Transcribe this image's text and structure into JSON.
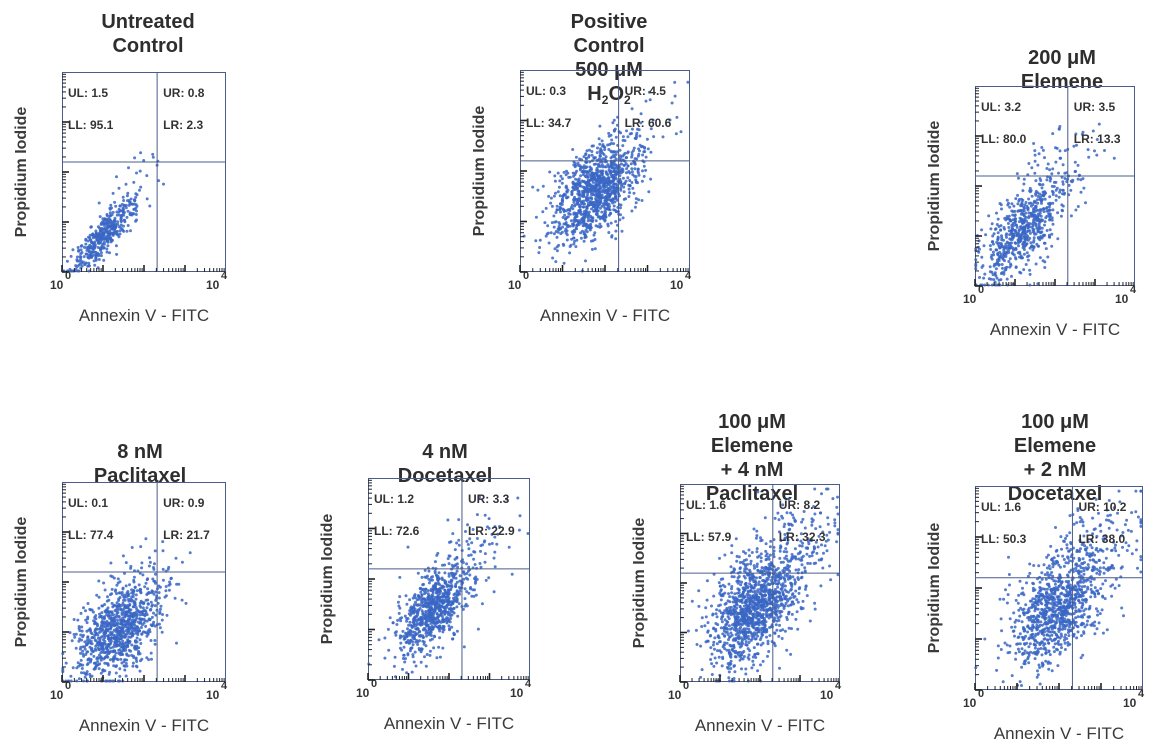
{
  "chart_data": [
    {
      "type": "scatter",
      "title_lines": [
        "Untreated",
        "Control"
      ],
      "xlabel": "Annexin V - FITC",
      "ylabel": "Propidium Iodide",
      "x_ticks": {
        "min_base": "10",
        "min_exp": "0",
        "max_base": "10",
        "max_exp": "4"
      },
      "xscale": "log",
      "yscale": "log",
      "xlim": [
        1,
        10000
      ],
      "ylim": [
        1,
        10000
      ],
      "quadrants": {
        "UL": {
          "label": "UL:",
          "value": "1.5"
        },
        "UR": {
          "label": "UR:",
          "value": "0.8"
        },
        "LL": {
          "label": "LL:",
          "value": "95.1"
        },
        "LR": {
          "label": "LR:",
          "value": "2.3"
        }
      },
      "cluster": {
        "n": 430,
        "cx": 10,
        "cy": 5,
        "spread": 0.38,
        "corr": 0.85,
        "tail": 0.06
      }
    },
    {
      "type": "scatter",
      "title_lines": [
        "Positive Control",
        "500 μM H2O2"
      ],
      "xlabel": "Annexin V - FITC",
      "ylabel": "Propidium Iodide",
      "x_ticks": {
        "min_base": "10",
        "min_exp": "0",
        "max_base": "10",
        "max_exp": "4"
      },
      "xscale": "log",
      "yscale": "log",
      "xlim": [
        1,
        10000
      ],
      "ylim": [
        1,
        10000
      ],
      "quadrants": {
        "UL": {
          "label": "UL:",
          "value": "0.3"
        },
        "UR": {
          "label": "UR:",
          "value": "4.5"
        },
        "LL": {
          "label": "LL:",
          "value": "34.7"
        },
        "LR": {
          "label": "LR:",
          "value": "60.6"
        }
      },
      "cluster": {
        "n": 1100,
        "cx": 60,
        "cy": 40,
        "spread": 0.5,
        "corr": 0.55,
        "tail": 0.05
      }
    },
    {
      "type": "scatter",
      "title_lines": [
        "200 μM  Elemene"
      ],
      "xlabel": "Annexin V - FITC",
      "ylabel": "Propidium Iodide",
      "x_ticks": {
        "min_base": "10",
        "min_exp": "0",
        "max_base": "10",
        "max_exp": "4"
      },
      "xscale": "log",
      "yscale": "log",
      "xlim": [
        1,
        10000
      ],
      "ylim": [
        1,
        10000
      ],
      "quadrants": {
        "UL": {
          "label": "UL:",
          "value": "3.2"
        },
        "UR": {
          "label": "UR:",
          "value": "3.5"
        },
        "LL": {
          "label": "LL:",
          "value": "80.0"
        },
        "LR": {
          "label": "LR:",
          "value": "13.3"
        }
      },
      "cluster": {
        "n": 700,
        "cx": 15,
        "cy": 12,
        "spread": 0.5,
        "corr": 0.6,
        "tail": 0.15
      }
    },
    {
      "type": "scatter",
      "title_lines": [
        "8 nM Paclitaxel"
      ],
      "xlabel": "Annexin V - FITC",
      "ylabel": "Propidium Iodide",
      "x_ticks": {
        "min_base": "10",
        "min_exp": "0",
        "max_base": "10",
        "max_exp": "4"
      },
      "xscale": "log",
      "yscale": "log",
      "xlim": [
        1,
        10000
      ],
      "ylim": [
        1,
        10000
      ],
      "quadrants": {
        "UL": {
          "label": "UL:",
          "value": "0.1"
        },
        "UR": {
          "label": "UR:",
          "value": "0.9"
        },
        "LL": {
          "label": "LL:",
          "value": "77.4"
        },
        "LR": {
          "label": "LR:",
          "value": "21.7"
        }
      },
      "cluster": {
        "n": 950,
        "cx": 25,
        "cy": 12,
        "spread": 0.5,
        "corr": 0.5,
        "tail": 0.03
      }
    },
    {
      "type": "scatter",
      "title_lines": [
        "4 nM Docetaxel"
      ],
      "xlabel": "Annexin V - FITC",
      "ylabel": "Propidium Iodide",
      "x_ticks": {
        "min_base": "10",
        "min_exp": "0",
        "max_base": "10",
        "max_exp": "4"
      },
      "xscale": "log",
      "yscale": "log",
      "xlim": [
        1,
        10000
      ],
      "ylim": [
        1,
        10000
      ],
      "quadrants": {
        "UL": {
          "label": "UL:",
          "value": "1.2"
        },
        "UR": {
          "label": "UR:",
          "value": "3.3"
        },
        "LL": {
          "label": "LL:",
          "value": "72.6"
        },
        "LR": {
          "label": "LR:",
          "value": "22.9"
        }
      },
      "cluster": {
        "n": 850,
        "cx": 40,
        "cy": 25,
        "spread": 0.45,
        "corr": 0.6,
        "tail": 0.1
      }
    },
    {
      "type": "scatter",
      "title_lines": [
        "100 μM  Elemene",
        "+ 4 nM Paclitaxel"
      ],
      "xlabel": "Annexin V - FITC",
      "ylabel": "Propidium Iodide",
      "x_ticks": {
        "min_base": "10",
        "min_exp": "0",
        "max_base": "10",
        "max_exp": "4"
      },
      "xscale": "log",
      "yscale": "log",
      "xlim": [
        1,
        10000
      ],
      "ylim": [
        1,
        10000
      ],
      "quadrants": {
        "UL": {
          "label": "UL:",
          "value": "1.6"
        },
        "UR": {
          "label": "UR:",
          "value": "8.2"
        },
        "LL": {
          "label": "LL:",
          "value": "57.9"
        },
        "LR": {
          "label": "LR:",
          "value": "32.3"
        }
      },
      "cluster": {
        "n": 1300,
        "cx": 70,
        "cy": 30,
        "spread": 0.55,
        "corr": 0.45,
        "tail": 0.18
      }
    },
    {
      "type": "scatter",
      "title_lines": [
        "100 μM  Elemene",
        "+ 2 nM Docetaxel"
      ],
      "xlabel": "Annexin V - FITC",
      "ylabel": "Propidium Iodide",
      "x_ticks": {
        "min_base": "10",
        "min_exp": "0",
        "max_base": "10",
        "max_exp": "4"
      },
      "xscale": "log",
      "yscale": "log",
      "xlim": [
        1,
        10000
      ],
      "ylim": [
        1,
        10000
      ],
      "quadrants": {
        "UL": {
          "label": "UL:",
          "value": "1.6"
        },
        "UR": {
          "label": "UR:",
          "value": "10.2"
        },
        "LL": {
          "label": "LL:",
          "value": "50.3"
        },
        "LR": {
          "label": "LR:",
          "value": "38.0"
        }
      },
      "cluster": {
        "n": 1050,
        "cx": 90,
        "cy": 40,
        "spread": 0.55,
        "corr": 0.45,
        "tail": 0.15
      }
    }
  ],
  "colors": {
    "dots": "#3a66c4",
    "axis": "#4a5c8c",
    "text": "#2e2e2e"
  }
}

- Written problem: Tell how many lines of the data above hold the string "text". Give only the number.

- Task result: 2